## Exercise objective
Return every line of the data below that includes the string "What".

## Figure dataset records

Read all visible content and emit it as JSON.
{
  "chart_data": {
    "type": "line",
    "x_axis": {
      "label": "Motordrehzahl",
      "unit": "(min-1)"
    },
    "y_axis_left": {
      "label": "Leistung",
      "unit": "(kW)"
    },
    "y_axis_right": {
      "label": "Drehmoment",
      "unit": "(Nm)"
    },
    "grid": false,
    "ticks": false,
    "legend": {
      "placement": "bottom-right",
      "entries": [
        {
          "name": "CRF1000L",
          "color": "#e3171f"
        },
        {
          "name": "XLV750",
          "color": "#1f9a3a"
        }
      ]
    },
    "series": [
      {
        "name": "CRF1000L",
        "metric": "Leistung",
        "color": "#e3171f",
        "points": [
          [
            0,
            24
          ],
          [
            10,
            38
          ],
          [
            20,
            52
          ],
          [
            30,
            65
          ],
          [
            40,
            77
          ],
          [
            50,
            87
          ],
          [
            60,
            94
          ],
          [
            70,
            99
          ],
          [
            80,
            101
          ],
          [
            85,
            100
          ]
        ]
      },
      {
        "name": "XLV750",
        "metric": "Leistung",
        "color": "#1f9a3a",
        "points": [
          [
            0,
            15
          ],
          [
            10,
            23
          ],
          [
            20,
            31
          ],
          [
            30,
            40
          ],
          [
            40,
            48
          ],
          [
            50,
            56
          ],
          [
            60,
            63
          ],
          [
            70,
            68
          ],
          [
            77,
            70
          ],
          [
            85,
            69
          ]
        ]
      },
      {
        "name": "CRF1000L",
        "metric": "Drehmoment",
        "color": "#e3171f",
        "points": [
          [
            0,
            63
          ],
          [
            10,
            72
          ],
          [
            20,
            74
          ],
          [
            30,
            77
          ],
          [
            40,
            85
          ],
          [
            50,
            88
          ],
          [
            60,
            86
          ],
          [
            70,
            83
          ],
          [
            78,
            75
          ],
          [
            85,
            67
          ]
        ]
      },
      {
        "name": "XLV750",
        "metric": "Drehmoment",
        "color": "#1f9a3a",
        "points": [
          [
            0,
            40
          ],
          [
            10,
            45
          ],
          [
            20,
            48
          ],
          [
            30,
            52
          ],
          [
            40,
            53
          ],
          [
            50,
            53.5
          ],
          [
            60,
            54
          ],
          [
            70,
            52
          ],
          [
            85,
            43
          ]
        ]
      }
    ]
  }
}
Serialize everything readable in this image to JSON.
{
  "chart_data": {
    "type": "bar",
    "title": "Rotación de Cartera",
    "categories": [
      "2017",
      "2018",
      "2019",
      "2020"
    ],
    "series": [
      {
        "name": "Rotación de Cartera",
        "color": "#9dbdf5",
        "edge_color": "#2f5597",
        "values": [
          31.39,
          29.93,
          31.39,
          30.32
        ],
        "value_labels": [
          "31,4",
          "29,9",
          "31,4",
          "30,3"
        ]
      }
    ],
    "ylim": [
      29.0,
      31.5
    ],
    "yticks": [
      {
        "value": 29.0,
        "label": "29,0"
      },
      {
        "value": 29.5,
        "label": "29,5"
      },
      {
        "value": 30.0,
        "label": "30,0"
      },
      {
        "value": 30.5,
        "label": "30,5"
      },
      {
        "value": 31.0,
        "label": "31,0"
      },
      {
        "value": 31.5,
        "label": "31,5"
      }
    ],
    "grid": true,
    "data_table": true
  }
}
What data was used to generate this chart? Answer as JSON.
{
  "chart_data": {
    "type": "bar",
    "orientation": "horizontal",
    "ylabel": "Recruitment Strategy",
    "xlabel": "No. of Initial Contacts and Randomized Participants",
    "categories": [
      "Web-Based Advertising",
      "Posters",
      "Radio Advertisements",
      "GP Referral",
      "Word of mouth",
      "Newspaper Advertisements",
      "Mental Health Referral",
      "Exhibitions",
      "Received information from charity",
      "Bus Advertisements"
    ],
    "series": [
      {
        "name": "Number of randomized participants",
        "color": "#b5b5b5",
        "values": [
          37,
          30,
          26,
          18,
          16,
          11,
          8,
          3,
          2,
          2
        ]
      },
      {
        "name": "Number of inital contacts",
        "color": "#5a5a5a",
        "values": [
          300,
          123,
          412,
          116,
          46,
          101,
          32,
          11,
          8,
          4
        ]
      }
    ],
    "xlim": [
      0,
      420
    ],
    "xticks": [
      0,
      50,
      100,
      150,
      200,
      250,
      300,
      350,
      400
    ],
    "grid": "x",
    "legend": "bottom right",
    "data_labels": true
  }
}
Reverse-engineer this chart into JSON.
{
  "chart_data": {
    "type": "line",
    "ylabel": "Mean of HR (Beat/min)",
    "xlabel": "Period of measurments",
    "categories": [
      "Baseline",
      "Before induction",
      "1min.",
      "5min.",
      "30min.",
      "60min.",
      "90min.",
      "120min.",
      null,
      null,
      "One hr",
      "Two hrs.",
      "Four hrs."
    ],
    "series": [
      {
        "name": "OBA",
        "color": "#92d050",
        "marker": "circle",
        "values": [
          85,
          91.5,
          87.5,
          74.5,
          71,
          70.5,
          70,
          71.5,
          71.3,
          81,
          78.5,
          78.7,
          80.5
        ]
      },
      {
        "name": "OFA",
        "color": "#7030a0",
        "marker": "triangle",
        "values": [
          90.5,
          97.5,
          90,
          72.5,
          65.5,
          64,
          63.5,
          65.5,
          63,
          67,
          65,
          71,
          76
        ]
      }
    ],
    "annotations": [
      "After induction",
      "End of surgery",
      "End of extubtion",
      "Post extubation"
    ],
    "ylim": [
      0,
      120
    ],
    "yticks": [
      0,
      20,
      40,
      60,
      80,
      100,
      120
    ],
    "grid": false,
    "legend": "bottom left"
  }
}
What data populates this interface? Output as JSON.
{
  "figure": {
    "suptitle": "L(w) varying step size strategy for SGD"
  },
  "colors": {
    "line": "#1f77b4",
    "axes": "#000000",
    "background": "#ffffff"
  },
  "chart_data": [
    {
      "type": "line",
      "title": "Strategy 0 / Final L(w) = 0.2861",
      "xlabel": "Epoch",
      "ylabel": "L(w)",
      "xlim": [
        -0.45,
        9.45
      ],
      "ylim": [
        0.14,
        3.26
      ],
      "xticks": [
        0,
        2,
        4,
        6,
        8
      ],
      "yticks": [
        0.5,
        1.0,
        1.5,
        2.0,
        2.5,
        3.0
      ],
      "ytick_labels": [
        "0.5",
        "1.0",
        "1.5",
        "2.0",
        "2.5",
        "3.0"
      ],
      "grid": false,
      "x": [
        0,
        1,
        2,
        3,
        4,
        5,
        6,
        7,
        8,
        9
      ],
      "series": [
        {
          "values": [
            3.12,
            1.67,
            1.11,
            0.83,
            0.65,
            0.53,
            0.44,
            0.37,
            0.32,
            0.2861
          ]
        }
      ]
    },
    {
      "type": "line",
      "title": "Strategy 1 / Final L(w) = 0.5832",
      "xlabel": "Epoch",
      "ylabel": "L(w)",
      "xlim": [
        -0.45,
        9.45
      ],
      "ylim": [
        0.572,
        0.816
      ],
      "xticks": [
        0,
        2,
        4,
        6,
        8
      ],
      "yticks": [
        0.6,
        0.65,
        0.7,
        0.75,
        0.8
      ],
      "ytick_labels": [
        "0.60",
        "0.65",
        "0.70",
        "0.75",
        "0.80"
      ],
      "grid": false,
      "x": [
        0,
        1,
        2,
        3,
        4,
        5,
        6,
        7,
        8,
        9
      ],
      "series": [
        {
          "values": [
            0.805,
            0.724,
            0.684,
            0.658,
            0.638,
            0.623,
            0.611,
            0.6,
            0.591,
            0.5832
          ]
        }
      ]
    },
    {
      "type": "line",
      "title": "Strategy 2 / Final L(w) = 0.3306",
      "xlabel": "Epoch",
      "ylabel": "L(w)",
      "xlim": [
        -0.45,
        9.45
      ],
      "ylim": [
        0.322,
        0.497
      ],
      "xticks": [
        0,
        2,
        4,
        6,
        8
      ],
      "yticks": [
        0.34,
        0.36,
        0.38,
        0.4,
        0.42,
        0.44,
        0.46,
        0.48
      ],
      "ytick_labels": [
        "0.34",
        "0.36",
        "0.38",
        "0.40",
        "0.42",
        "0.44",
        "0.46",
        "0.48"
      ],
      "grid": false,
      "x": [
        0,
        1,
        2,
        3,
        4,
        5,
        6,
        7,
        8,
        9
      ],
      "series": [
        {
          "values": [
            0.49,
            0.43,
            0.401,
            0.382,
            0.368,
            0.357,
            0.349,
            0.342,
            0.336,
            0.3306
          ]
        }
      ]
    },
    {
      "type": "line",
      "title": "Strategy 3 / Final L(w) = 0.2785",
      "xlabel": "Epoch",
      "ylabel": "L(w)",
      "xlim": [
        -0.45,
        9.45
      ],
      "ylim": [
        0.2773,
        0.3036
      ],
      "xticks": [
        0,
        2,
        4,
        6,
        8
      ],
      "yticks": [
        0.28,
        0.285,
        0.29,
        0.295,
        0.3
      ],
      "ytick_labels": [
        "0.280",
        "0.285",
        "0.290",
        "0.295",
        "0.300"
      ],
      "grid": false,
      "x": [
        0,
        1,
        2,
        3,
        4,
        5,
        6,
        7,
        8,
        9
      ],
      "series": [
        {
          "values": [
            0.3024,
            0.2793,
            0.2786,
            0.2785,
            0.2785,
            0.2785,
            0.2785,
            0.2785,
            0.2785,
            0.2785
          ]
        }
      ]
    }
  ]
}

## Reply to the exercise
What data was used to generate this chart? Answer as JSON.
What data populates this interface? Output as JSON.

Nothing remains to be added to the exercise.